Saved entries
** Begin **

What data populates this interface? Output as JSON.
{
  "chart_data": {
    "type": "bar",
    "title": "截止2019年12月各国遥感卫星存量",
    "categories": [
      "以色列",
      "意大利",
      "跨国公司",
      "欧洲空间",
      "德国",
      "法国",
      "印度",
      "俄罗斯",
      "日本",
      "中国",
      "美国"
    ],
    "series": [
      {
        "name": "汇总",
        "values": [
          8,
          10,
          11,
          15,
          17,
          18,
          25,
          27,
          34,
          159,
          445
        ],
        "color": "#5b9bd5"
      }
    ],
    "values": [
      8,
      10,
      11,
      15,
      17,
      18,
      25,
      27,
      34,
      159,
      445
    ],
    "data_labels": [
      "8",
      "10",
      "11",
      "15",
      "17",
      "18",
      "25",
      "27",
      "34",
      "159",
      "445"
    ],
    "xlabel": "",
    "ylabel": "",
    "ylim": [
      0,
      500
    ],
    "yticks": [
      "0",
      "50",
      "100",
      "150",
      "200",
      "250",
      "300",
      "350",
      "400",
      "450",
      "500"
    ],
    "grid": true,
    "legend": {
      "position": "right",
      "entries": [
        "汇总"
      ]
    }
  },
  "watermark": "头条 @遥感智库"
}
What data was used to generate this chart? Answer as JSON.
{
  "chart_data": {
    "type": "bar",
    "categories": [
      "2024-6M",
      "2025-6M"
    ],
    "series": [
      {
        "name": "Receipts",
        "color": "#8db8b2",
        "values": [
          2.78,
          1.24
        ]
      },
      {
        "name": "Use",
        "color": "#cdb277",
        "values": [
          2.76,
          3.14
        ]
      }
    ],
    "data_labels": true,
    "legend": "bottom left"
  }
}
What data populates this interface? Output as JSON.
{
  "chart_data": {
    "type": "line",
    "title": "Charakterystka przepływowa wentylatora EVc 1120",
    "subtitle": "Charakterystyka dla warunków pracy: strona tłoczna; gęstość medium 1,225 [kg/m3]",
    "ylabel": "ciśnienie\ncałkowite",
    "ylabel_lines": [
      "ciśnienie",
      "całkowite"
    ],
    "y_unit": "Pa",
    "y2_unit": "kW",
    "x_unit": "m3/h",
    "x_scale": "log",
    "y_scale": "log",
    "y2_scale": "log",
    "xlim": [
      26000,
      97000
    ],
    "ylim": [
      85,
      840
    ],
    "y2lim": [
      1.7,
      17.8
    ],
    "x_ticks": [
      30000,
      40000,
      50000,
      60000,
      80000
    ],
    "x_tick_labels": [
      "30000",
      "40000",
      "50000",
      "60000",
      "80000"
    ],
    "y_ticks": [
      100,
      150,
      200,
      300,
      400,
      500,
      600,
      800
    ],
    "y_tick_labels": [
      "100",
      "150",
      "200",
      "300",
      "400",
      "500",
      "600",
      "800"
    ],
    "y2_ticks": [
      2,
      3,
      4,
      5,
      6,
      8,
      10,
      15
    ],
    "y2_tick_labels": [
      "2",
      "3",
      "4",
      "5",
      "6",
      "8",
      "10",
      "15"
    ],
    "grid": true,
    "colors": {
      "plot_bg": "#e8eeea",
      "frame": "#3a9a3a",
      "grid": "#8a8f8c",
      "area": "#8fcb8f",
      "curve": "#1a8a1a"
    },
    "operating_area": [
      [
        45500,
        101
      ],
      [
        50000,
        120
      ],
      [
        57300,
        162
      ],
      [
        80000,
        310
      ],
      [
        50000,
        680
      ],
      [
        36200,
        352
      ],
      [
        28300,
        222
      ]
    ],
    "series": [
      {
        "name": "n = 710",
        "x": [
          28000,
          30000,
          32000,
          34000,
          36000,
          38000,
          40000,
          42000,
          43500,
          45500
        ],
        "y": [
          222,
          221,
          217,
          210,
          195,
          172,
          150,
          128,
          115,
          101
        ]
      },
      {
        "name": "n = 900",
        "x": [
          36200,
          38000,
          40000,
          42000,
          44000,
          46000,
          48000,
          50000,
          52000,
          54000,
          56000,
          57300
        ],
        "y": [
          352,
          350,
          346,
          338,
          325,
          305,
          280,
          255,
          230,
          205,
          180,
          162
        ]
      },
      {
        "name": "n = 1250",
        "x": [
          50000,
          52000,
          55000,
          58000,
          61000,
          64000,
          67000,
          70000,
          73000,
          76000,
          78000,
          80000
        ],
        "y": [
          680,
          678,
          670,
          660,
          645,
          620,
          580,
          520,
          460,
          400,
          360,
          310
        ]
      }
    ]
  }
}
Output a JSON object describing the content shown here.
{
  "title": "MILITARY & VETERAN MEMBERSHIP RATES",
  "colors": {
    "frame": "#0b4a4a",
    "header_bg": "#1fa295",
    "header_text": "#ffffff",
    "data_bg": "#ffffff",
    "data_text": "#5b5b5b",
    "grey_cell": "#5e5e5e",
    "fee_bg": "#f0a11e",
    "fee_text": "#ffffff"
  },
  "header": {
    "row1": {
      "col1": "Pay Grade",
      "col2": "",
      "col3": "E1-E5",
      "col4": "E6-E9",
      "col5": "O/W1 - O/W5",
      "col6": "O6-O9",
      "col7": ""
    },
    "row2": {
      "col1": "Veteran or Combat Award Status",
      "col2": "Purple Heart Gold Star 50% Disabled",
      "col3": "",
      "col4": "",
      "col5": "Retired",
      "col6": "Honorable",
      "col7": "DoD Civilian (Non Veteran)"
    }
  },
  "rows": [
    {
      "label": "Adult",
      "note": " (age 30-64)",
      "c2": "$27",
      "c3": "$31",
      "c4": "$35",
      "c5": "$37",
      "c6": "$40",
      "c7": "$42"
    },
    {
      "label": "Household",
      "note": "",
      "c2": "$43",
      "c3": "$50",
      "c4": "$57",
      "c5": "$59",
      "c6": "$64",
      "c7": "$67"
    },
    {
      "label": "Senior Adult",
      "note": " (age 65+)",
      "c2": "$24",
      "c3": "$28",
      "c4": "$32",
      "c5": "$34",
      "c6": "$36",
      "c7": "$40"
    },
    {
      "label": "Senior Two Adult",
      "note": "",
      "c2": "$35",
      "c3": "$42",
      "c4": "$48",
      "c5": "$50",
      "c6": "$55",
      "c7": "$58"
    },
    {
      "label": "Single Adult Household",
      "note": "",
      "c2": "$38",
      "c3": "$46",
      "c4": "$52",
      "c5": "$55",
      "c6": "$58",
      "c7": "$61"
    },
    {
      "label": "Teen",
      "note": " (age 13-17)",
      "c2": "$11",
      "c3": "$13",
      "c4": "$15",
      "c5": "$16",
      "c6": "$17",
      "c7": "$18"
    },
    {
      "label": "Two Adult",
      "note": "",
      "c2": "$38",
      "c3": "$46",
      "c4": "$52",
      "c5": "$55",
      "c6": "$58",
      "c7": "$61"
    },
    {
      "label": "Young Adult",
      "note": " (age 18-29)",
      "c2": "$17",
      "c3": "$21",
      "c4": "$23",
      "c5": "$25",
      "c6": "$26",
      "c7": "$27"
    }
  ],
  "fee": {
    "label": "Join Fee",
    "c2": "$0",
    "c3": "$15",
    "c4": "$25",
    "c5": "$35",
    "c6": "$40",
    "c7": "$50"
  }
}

** End **

What is asked —
Recopy the whole listing exactly.

Exercise solution —
What data populates this interface? Output as JSON.
{
  "chart_data": {
    "type": "bar",
    "title": "截止2019年12月各国遥感卫星存量",
    "categories": [
      "以色列",
      "意大利",
      "跨国公司",
      "欧洲空间",
      "德国",
      "法国",
      "印度",
      "俄罗斯",
      "日本",
      "中国",
      "美国"
    ],
    "series": [
      {
        "name": "汇总",
        "values": [
          8,
          10,
          11,
          15,
          17,
          18,
          25,
          27,
          34,
          159,
          445
        ],
        "color": "#5b9bd5"
      }
    ],
    "values": [
      8,
      10,
      11,
      15,
      17,
      18,
      25,
      27,
      34,
      159,
      445
    ],
    "data_labels": [
      "8",
      "10",
      "11",
      "15",
      "17",
      "18",
      "25",
      "27",
      "34",
      "159",
      "445"
    ],
    "xlabel": "",
    "ylabel": "",
    "ylim": [
      0,
      500
    ],
    "yticks": [
      "0",
      "50",
      "100",
      "150",
      "200",
      "250",
      "300",
      "350",
      "400",
      "450",
      "500"
    ],
    "grid": true,
    "legend": {
      "position": "right",
      "entries": [
        "汇总"
      ]
    }
  },
  "watermark": "头条 @遥感智库"
}
What data was used to generate this chart? Answer as JSON.
{
  "chart_data": {
    "type": "bar",
    "categories": [
      "2024-6M",
      "2025-6M"
    ],
    "series": [
      {
        "name": "Receipts",
        "color": "#8db8b2",
        "values": [
          2.78,
          1.24
        ]
      },
      {
        "name": "Use",
        "color": "#cdb277",
        "values": [
          2.76,
          3.14
        ]
      }
    ],
    "data_labels": true,
    "legend": "bottom left"
  }
}
What data populates this interface? Output as JSON.
{
  "chart_data": {
    "type": "line",
    "title": "Charakterystka przepływowa wentylatora EVc 1120",
    "subtitle": "Charakterystyka dla warunków pracy: strona tłoczna; gęstość medium 1,225 [kg/m3]",
    "ylabel": "ciśnienie\ncałkowite",
    "ylabel_lines": [
      "ciśnienie",
      "całkowite"
    ],
    "y_unit": "Pa",
    "y2_unit": "kW",
    "x_unit": "m3/h",
    "x_scale": "log",
    "y_scale": "log",
    "y2_scale": "log",
    "xlim": [
      26000,
      97000
    ],
    "ylim": [
      85,
      840
    ],
    "y2lim": [
      1.7,
      17.8
    ],
    "x_ticks": [
      30000,
      40000,
      50000,
      60000,
      80000
    ],
    "x_tick_labels": [
      "30000",
      "40000",
      "50000",
      "60000",
      "80000"
    ],
    "y_ticks": [
      100,
      150,
      200,
      300,
      400,
      500,
      600,
      800
    ],
    "y_tick_labels": [
      "100",
      "150",
      "200",
      "300",
      "400",
      "500",
      "600",
      "800"
    ],
    "y2_ticks": [
      2,
      3,
      4,
      5,
      6,
      8,
      10,
      15
    ],
    "y2_tick_labels": [
      "2",
      "3",
      "4",
      "5",
      "6",
      "8",
      "10",
      "15"
    ],
    "grid": true,
    "colors": {
      "plot_bg": "#e8eeea",
      "frame": "#3a9a3a",
      "grid": "#8a8f8c",
      "area": "#8fcb8f",
      "curve": "#1a8a1a"
    },
    "operating_area": [
      [
        45500,
        101
      ],
      [
        50000,
        120
      ],
      [
        57300,
        162
      ],
      [
        80000,
        310
      ],
      [
        50000,
        680
      ],
      [
        36200,
        352
      ],
      [
        28300,
        222
      ]
    ],
    "series": [
      {
        "name": "n = 710",
        "x": [
          28000,
          30000,
          32000,
          34000,
          36000,
          38000,
          40000,
          42000,
          43500,
          45500
        ],
        "y": [
          222,
          221,
          217,
          210,
          195,
          172,
          150,
          128,
          115,
          101
        ]
      },
      {
        "name": "n = 900",
        "x": [
          36200,
          38000,
          40000,
          42000,
          44000,
          46000,
          48000,
          50000,
          52000,
          54000,
          56000,
          57300
        ],
        "y": [
          352,
          350,
          346,
          338,
          325,
          305,
          280,
          255,
          230,
          205,
          180,
          162
        ]
      },
      {
        "name": "n = 1250",
        "x": [
          50000,
          52000,
          55000,
          58000,
          61000,
          64000,
          67000,
          70000,
          73000,
          76000,
          78000,
          80000
        ],
        "y": [
          680,
          678,
          670,
          660,
          645,
          620,
          580,
          520,
          460,
          400,
          360,
          310
        ]
      }
    ]
  }
}
Output a JSON object describing the content shown here.
{
  "title": "MILITARY & VETERAN MEMBERSHIP RATES",
  "colors": {
    "frame": "#0b4a4a",
    "header_bg": "#1fa295",
    "header_text": "#ffffff",
    "data_bg": "#ffffff",
    "data_text": "#5b5b5b",
    "grey_cell": "#5e5e5e",
    "fee_bg": "#f0a11e",
    "fee_text": "#ffffff"
  },
  "header": {
    "row1": {
      "col1": "Pay Grade",
      "col2": "",
      "col3": "E1-E5",
      "col4": "E6-E9",
      "col5": "O/W1 - O/W5",
      "col6": "O6-O9",
      "col7": ""
    },
    "row2": {
      "col1": "Veteran or Combat Award Status",
      "col2": "Purple Heart Gold Star 50% Disabled",
      "col3": "",
      "col4": "",
      "col5": "Retired",
      "col6": "Honorable",
      "col7": "DoD Civilian (Non Veteran)"
    }
  },
  "rows": [
    {
      "label": "Adult",
      "note": " (age 30-64)",
      "c2": "$27",
      "c3": "$31",
      "c4": "$35",
      "c5": "$37",
      "c6": "$40",
      "c7": "$42"
    },
    {
      "label": "Household",
      "note": "",
      "c2": "$43",
      "c3": "$50",
      "c4": "$57",
      "c5": "$59",
      "c6": "$64",
      "c7": "$67"
    },
    {
      "label": "Senior Adult",
      "note": " (age 65+)",
      "c2": "$24",
      "c3": "$28",
      "c4": "$32",
      "c5": "$34",
      "c6": "$36",
      "c7": "$40"
    },
    {
      "label": "Senior Two Adult",
      "note": "",
      "c2": "$35",
      "c3": "$42",
      "c4": "$48",
      "c5": "$50",
      "c6": "$55",
      "c7": "$58"
    },
    {
      "label": "Single Adult Household",
      "note": "",
      "c2": "$38",
      "c3": "$46",
      "c4": "$52",
      "c5": "$55",
      "c6": "$58",
      "c7": "$61"
    },
    {
      "label": "Teen",
      "note": " (age 13-17)",
      "c2": "$11",
      "c3": "$13",
      "c4": "$15",
      "c5": "$16",
      "c6": "$17",
      "c7": "$18"
    },
    {
      "label": "Two Adult",
      "note": "",
      "c2": "$38",
      "c3": "$46",
      "c4": "$52",
      "c5": "$55",
      "c6": "$58",
      "c7": "$61"
    },
    {
      "label": "Young Adult",
      "note": " (age 18-29)",
      "c2": "$17",
      "c3": "$21",
      "c4": "$23",
      "c5": "$25",
      "c6": "$26",
      "c7": "$27"
    }
  ],
  "fee": {
    "label": "Join Fee",
    "c2": "$0",
    "c3": "$15",
    "c4": "$25",
    "c5": "$35",
    "c6": "$40",
    "c7": "$50"
  }
}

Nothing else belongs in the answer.